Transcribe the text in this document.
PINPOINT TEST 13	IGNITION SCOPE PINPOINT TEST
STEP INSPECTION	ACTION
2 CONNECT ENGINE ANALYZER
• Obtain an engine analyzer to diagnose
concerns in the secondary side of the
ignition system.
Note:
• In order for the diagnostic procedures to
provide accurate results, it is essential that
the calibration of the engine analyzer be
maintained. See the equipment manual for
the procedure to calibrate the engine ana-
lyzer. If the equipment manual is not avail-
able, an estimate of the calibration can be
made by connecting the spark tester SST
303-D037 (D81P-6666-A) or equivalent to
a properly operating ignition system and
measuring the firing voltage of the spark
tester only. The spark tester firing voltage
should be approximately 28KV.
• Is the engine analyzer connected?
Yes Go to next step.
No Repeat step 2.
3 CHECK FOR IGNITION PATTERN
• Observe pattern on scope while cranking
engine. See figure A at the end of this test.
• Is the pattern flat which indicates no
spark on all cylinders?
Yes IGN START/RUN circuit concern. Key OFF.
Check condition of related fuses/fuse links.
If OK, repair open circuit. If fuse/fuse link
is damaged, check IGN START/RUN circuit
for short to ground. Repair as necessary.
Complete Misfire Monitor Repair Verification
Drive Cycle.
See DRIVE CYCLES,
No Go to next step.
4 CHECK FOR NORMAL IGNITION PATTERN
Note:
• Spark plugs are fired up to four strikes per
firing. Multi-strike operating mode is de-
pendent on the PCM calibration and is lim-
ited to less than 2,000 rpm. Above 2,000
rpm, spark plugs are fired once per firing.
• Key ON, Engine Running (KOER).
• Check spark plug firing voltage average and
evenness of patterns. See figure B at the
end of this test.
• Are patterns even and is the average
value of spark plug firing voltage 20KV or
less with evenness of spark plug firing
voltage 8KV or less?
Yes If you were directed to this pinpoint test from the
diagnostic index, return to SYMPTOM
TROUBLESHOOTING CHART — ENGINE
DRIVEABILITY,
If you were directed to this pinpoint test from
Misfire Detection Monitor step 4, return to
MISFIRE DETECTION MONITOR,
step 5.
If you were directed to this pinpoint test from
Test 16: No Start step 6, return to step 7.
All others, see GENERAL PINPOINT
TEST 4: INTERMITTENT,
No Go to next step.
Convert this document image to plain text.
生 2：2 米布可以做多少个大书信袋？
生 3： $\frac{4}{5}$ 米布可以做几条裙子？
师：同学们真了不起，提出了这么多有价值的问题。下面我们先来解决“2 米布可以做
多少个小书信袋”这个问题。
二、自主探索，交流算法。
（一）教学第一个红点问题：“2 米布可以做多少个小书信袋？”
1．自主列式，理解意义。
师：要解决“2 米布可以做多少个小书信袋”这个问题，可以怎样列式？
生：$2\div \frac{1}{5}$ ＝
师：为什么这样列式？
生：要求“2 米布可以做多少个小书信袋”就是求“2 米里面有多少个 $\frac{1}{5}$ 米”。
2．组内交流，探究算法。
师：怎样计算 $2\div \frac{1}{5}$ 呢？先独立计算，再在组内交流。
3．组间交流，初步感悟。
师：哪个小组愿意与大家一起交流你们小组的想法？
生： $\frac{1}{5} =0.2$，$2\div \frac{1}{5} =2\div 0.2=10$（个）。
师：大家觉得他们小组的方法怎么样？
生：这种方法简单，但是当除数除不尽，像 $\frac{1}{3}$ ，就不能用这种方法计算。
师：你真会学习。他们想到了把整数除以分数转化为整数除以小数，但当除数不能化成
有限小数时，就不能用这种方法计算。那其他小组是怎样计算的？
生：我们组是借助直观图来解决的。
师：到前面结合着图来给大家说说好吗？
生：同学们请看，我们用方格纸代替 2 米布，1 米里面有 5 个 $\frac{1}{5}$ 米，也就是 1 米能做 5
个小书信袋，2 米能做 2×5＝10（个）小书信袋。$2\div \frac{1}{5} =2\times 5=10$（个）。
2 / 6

* **WHAT IS REQUIRED**:
Take every line from the one containing "Convert this document image to plain text." to the end of the listing and output it exactly, with nothing else.

* **OUTPUT**:
Convert this document image to plain text.
生 2：2 米布可以做多少个大书信袋？
生 3： $\frac{4}{5}$ 米布可以做几条裙子？
师：同学们真了不起，提出了这么多有价值的问题。下面我们先来解决“2 米布可以做
多少个小书信袋”这个问题。
二、自主探索，交流算法。
（一）教学第一个红点问题：“2 米布可以做多少个小书信袋？”
1．自主列式，理解意义。
师：要解决“2 米布可以做多少个小书信袋”这个问题，可以怎样列式？
生：$2\div \frac{1}{5}$ ＝
师：为什么这样列式？
生：要求“2 米布可以做多少个小书信袋”就是求“2 米里面有多少个 $\frac{1}{5}$ 米”。
2．组内交流，探究算法。
师：怎样计算 $2\div \frac{1}{5}$ 呢？先独立计算，再在组内交流。
3．组间交流，初步感悟。
师：哪个小组愿意与大家一起交流你们小组的想法？
生： $\frac{1}{5} =0.2$，$2\div \frac{1}{5} =2\div 0.2=10$（个）。
师：大家觉得他们小组的方法怎么样？
生：这种方法简单，但是当除数除不尽，像 $\frac{1}{3}$ ，就不能用这种方法计算。
师：你真会学习。他们想到了把整数除以分数转化为整数除以小数，但当除数不能化成
有限小数时，就不能用这种方法计算。那其他小组是怎样计算的？
生：我们组是借助直观图来解决的。
师：到前面结合着图来给大家说说好吗？
生：同学们请看，我们用方格纸代替 2 米布，1 米里面有 5 个 $\frac{1}{5}$ 米，也就是 1 米能做 5
个小书信袋，2 米能做 2×5＝10（个）小书信袋。$2\div \frac{1}{5} =2\times 5=10$（个）。
2 / 6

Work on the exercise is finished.